### Exercise instructions
Extract all lines containing "Setup".

### Dataset extract
§

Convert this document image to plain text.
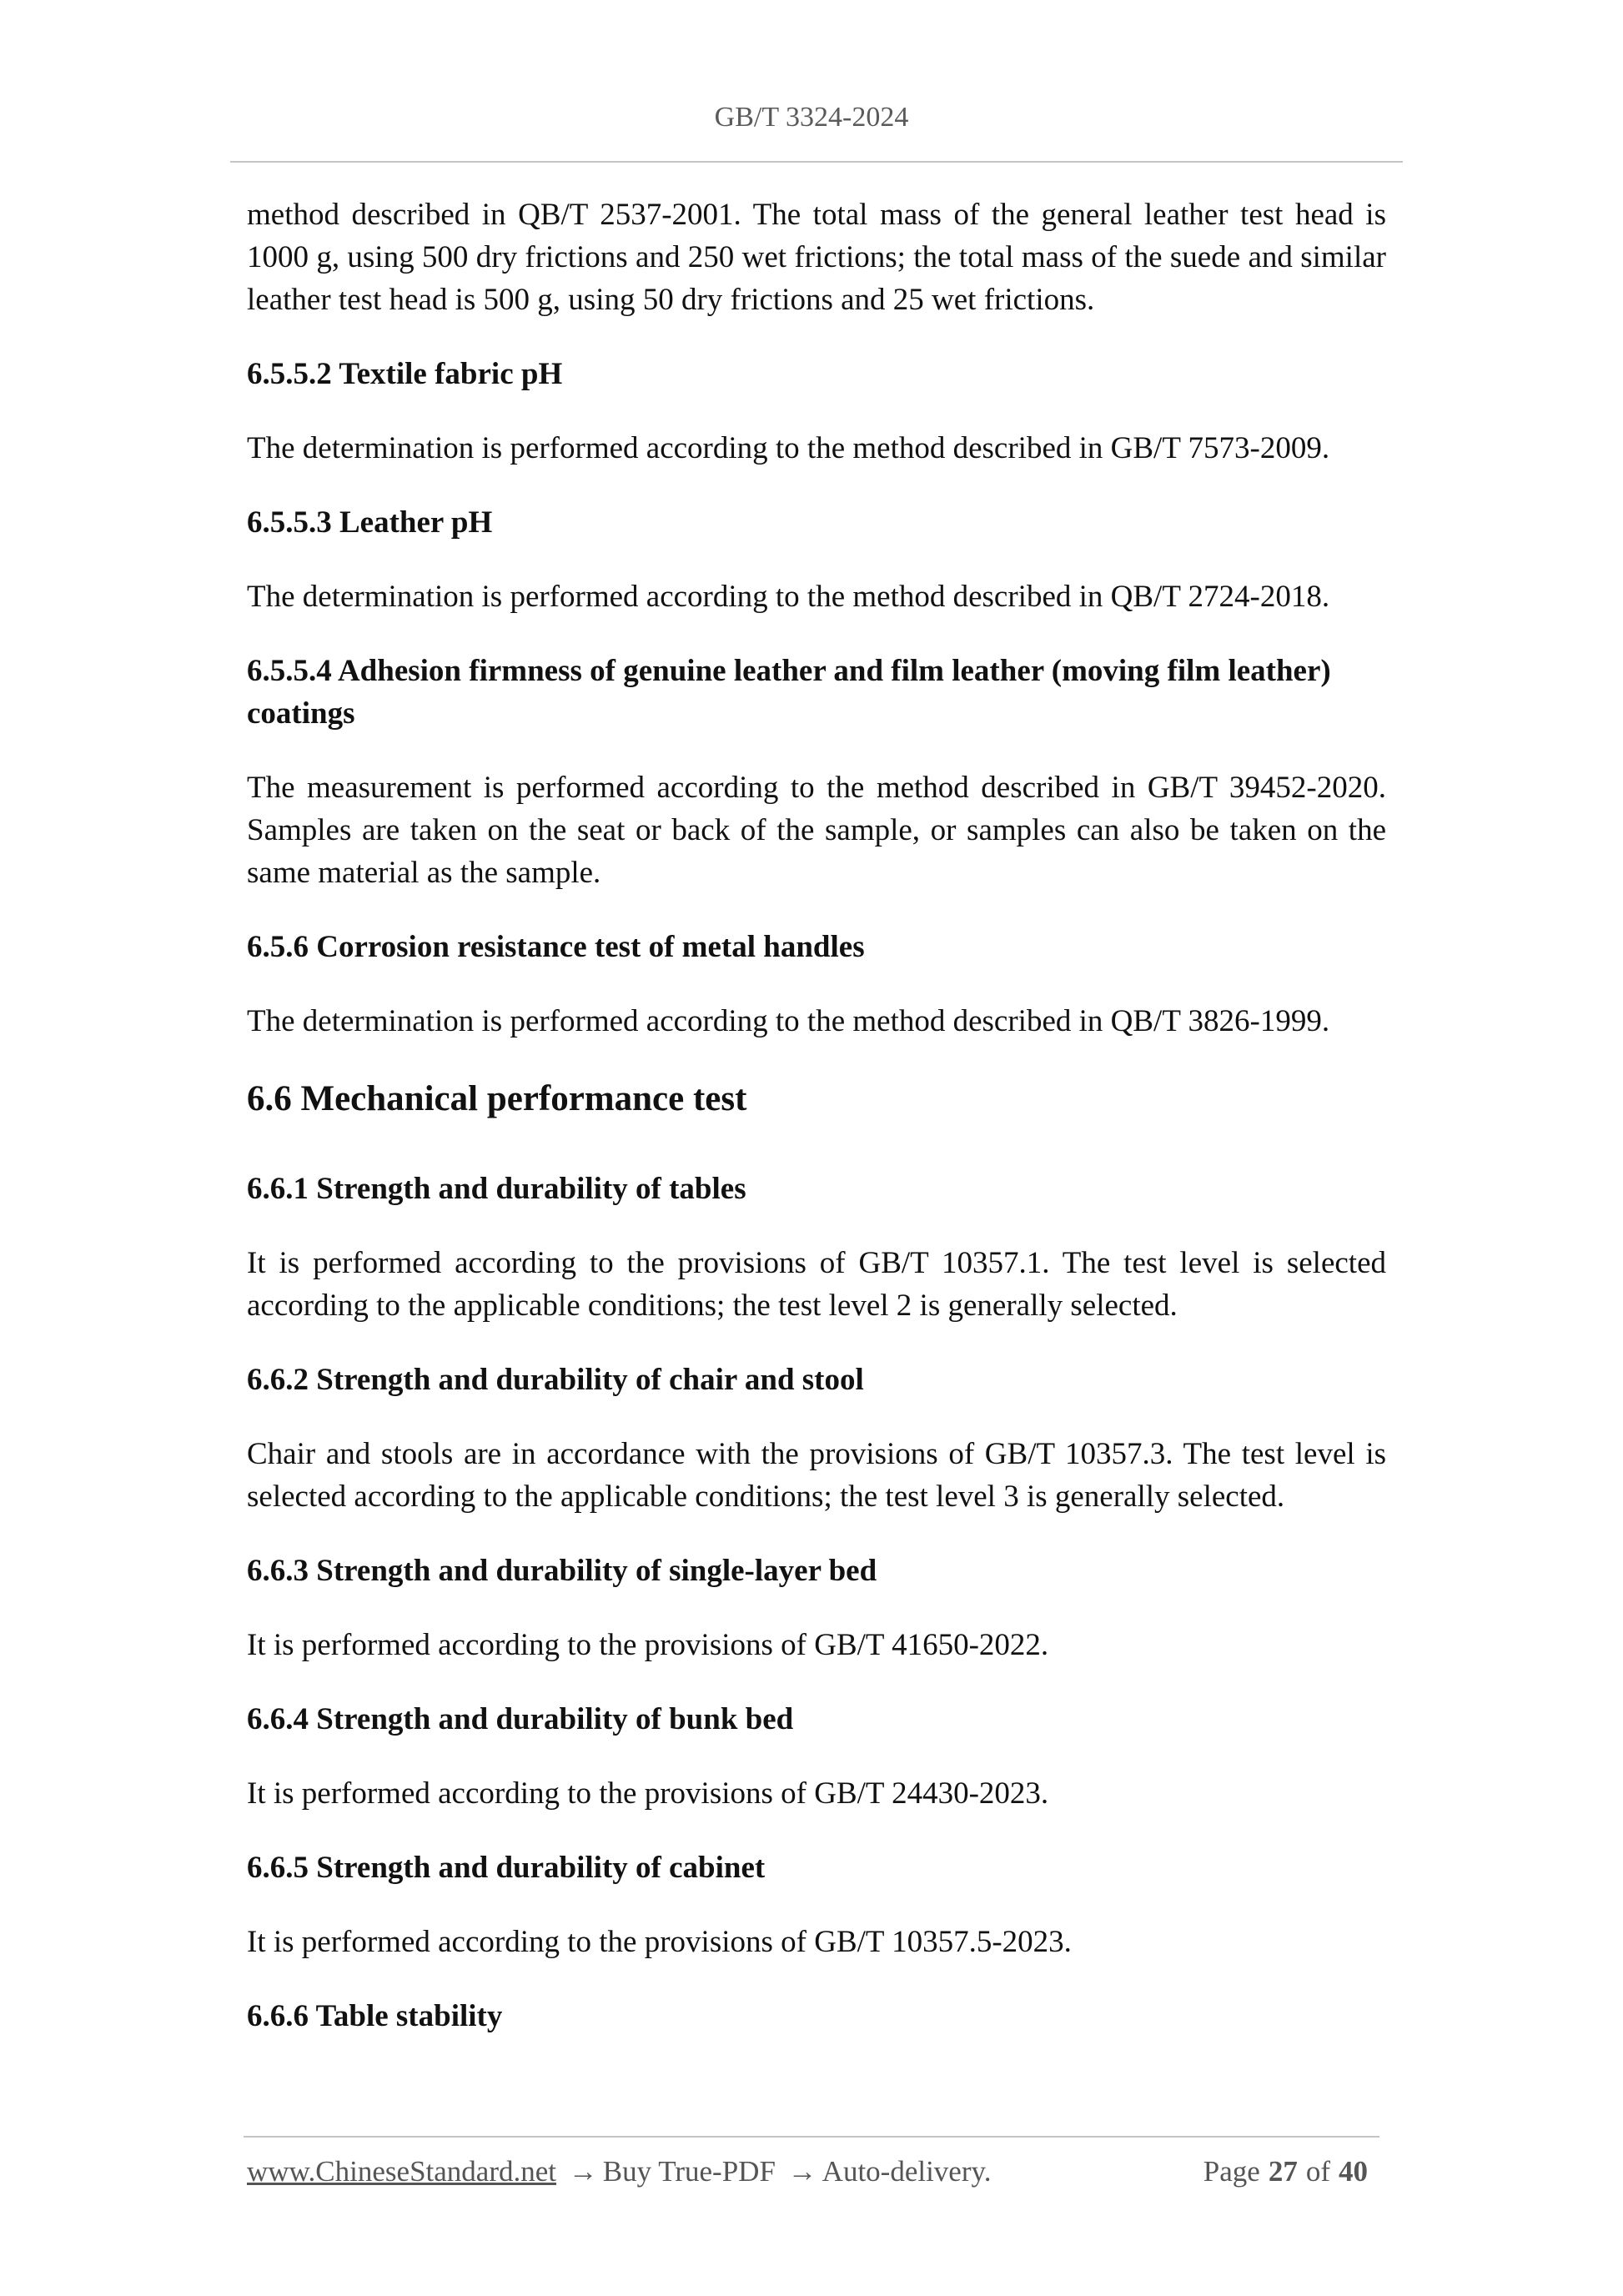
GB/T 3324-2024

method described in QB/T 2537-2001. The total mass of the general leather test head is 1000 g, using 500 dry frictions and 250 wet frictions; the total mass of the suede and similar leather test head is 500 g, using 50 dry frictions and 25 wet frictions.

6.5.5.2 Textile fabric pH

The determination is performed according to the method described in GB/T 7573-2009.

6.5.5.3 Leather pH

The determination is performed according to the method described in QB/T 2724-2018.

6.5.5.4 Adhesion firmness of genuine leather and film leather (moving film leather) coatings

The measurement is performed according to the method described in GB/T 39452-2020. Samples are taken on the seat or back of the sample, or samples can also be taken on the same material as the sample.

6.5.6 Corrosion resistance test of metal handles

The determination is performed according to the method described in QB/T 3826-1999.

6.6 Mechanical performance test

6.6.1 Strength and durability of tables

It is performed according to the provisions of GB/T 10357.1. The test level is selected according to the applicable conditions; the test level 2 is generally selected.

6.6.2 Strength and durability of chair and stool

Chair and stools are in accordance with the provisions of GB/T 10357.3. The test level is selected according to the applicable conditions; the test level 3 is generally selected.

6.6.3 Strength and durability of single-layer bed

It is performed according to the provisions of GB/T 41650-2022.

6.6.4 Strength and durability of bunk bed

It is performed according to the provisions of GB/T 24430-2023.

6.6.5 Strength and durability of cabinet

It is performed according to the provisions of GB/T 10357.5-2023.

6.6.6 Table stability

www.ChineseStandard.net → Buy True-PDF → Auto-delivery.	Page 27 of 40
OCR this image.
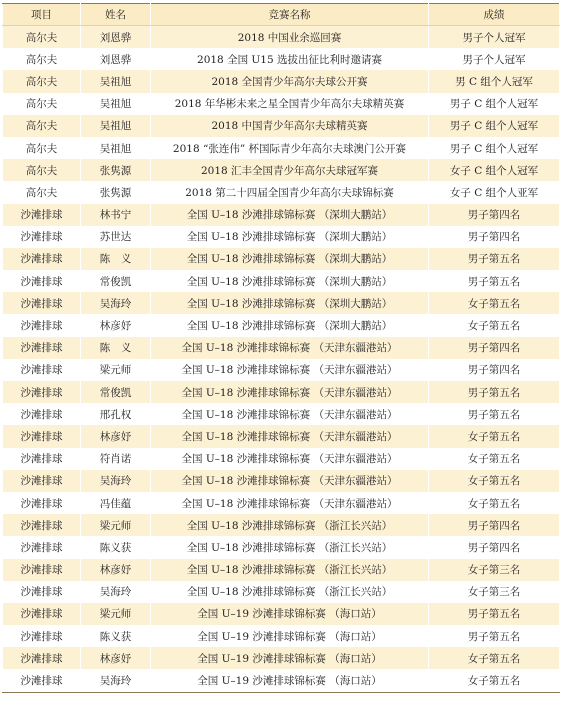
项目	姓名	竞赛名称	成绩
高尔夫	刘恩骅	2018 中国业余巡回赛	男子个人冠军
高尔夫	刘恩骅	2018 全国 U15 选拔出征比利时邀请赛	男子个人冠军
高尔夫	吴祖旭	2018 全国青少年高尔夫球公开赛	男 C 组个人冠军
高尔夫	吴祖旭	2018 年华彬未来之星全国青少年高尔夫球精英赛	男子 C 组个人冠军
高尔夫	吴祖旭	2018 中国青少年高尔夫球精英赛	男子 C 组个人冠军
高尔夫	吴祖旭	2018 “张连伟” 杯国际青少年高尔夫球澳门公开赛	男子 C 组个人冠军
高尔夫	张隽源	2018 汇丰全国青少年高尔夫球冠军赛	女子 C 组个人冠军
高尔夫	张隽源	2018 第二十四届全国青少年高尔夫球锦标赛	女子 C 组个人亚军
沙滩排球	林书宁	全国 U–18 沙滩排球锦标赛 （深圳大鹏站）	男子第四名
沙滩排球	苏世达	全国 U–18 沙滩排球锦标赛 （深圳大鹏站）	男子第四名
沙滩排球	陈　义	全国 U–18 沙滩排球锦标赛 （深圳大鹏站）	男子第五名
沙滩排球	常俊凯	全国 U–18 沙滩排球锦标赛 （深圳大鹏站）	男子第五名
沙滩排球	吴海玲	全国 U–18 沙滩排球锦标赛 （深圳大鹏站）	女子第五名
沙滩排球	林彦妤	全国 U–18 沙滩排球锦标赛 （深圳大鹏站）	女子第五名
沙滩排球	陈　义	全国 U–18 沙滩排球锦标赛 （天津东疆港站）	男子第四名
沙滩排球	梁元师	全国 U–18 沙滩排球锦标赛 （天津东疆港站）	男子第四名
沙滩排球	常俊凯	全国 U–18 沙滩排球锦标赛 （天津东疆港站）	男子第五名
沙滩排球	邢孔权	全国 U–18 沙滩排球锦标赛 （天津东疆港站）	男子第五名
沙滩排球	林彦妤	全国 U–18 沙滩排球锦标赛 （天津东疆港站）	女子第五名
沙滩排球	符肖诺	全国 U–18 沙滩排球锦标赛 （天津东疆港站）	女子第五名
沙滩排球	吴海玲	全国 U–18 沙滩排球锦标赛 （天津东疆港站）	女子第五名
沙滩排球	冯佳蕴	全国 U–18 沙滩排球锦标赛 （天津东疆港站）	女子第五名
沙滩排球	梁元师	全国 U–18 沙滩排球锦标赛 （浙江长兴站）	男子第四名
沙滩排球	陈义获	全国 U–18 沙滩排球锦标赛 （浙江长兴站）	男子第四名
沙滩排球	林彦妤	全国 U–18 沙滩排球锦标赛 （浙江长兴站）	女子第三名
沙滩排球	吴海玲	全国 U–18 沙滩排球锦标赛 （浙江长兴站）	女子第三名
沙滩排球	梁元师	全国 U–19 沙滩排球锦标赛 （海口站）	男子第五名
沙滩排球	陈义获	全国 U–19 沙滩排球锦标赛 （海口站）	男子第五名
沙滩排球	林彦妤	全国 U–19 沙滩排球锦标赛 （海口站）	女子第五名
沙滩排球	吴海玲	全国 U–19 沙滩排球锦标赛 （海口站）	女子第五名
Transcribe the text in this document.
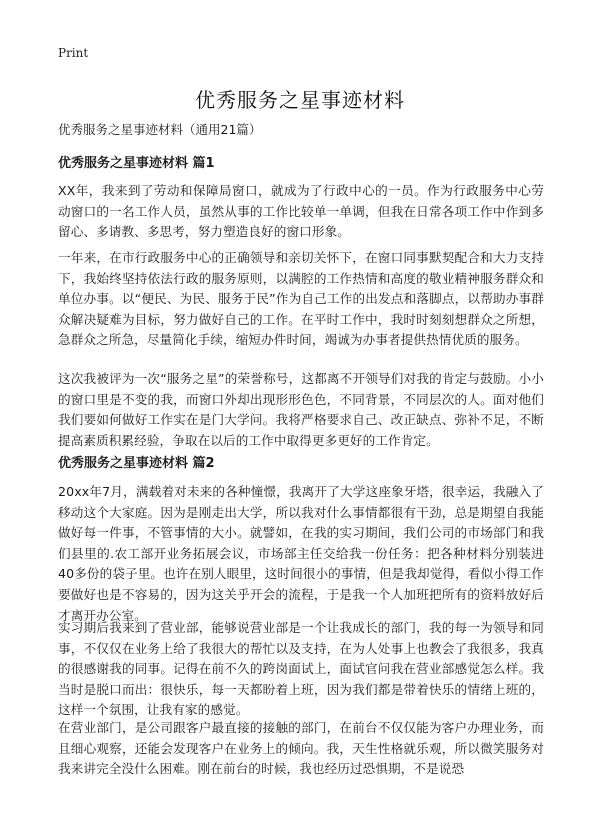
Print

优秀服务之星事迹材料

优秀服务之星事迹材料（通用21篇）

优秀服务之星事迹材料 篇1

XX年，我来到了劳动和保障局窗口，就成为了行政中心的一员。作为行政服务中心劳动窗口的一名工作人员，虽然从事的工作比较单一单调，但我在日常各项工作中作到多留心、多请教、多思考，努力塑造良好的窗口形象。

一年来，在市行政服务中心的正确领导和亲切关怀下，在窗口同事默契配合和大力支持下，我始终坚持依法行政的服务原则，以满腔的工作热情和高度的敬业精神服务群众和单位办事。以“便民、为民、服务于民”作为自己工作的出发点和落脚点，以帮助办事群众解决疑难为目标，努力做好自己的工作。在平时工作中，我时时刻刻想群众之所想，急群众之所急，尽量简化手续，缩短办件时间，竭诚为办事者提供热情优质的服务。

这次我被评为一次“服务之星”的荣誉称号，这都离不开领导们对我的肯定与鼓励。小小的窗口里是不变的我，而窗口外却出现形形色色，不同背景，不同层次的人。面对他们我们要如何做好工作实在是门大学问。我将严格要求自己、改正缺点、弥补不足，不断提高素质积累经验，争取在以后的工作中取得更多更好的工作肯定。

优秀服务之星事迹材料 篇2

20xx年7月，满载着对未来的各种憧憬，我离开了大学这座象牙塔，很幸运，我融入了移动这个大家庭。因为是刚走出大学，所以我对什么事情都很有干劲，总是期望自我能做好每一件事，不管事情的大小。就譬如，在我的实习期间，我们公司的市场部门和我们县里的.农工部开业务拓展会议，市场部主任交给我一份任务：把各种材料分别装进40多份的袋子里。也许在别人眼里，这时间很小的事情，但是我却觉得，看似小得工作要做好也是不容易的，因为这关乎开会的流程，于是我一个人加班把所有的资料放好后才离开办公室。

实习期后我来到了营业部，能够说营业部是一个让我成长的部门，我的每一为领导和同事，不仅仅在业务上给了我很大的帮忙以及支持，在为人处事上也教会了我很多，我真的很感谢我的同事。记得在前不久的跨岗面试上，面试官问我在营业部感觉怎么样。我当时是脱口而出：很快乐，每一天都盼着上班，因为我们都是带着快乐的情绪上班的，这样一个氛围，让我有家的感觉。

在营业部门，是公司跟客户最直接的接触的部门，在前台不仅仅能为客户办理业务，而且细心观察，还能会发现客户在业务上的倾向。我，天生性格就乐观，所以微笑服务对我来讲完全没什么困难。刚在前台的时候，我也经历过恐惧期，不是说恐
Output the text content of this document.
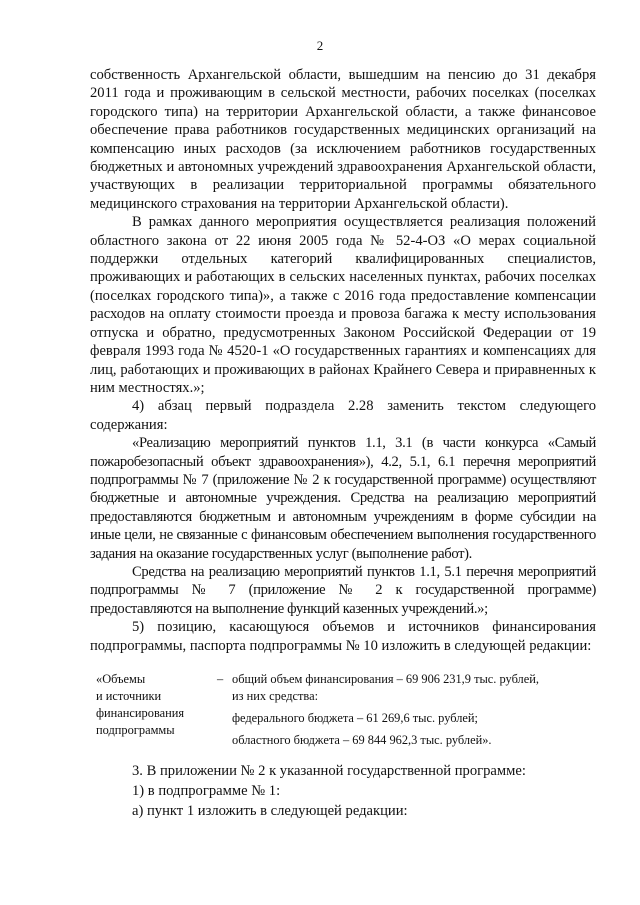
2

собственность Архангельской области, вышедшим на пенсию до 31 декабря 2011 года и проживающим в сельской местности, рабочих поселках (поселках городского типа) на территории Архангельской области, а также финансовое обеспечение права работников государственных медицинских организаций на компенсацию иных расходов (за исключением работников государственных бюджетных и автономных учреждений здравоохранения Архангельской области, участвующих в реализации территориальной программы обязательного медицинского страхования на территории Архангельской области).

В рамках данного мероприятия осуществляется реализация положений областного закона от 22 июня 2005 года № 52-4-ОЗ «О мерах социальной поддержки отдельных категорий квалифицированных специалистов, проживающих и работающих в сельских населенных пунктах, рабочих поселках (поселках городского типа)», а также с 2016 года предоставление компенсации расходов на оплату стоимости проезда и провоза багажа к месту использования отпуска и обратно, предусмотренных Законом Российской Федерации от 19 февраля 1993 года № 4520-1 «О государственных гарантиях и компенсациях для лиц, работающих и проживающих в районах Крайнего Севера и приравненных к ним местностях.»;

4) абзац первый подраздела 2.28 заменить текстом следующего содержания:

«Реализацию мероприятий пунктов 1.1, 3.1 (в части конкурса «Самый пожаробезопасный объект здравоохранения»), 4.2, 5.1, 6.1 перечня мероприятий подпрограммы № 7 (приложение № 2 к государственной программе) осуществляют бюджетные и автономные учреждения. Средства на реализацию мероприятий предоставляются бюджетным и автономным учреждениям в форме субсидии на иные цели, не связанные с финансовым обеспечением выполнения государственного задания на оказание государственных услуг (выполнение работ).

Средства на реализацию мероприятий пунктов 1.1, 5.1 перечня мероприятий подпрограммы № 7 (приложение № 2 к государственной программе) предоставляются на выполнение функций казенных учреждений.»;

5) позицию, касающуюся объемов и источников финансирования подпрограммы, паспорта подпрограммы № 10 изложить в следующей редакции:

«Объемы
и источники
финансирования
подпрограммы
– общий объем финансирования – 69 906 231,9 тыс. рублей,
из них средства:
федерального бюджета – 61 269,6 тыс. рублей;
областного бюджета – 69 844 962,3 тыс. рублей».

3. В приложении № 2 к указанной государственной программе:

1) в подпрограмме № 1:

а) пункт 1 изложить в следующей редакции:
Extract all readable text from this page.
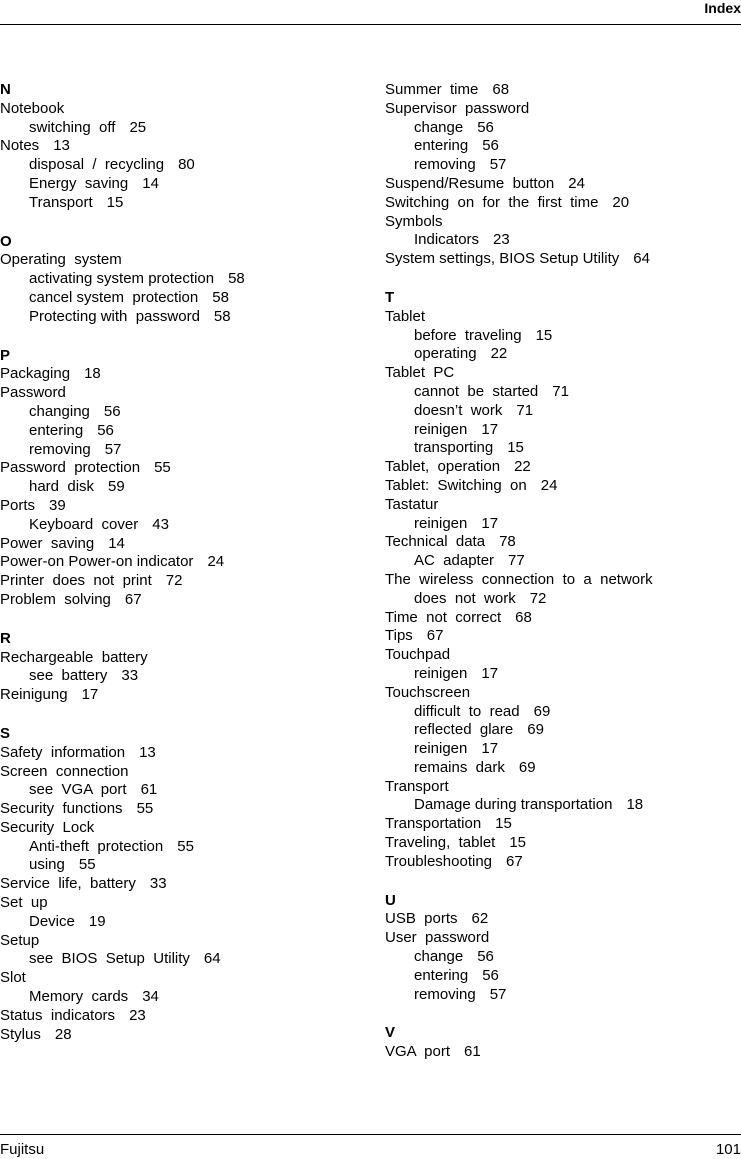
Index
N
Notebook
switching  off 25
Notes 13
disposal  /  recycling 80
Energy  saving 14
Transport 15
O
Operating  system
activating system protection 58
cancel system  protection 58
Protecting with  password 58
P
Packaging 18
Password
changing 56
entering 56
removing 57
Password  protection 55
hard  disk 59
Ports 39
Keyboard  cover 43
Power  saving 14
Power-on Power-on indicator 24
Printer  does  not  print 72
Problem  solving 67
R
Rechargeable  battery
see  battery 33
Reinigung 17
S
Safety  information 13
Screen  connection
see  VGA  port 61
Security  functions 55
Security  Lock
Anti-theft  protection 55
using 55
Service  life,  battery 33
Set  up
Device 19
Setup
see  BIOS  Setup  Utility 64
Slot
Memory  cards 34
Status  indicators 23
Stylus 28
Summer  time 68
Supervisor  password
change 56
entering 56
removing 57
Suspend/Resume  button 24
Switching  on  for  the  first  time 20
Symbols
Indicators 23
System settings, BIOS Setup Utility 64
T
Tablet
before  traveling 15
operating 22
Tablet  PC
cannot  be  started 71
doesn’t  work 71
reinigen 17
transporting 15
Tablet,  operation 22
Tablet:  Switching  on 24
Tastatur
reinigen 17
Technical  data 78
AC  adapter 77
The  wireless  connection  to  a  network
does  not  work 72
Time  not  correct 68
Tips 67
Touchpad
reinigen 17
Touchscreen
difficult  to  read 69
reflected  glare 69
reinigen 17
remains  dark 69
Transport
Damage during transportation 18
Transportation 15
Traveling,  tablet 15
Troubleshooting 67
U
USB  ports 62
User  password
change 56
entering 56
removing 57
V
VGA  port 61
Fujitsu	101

§

### Answer for this exercise
Setup
see  BIOS  Setup  Utility 64
System settings, BIOS Setup Utility 64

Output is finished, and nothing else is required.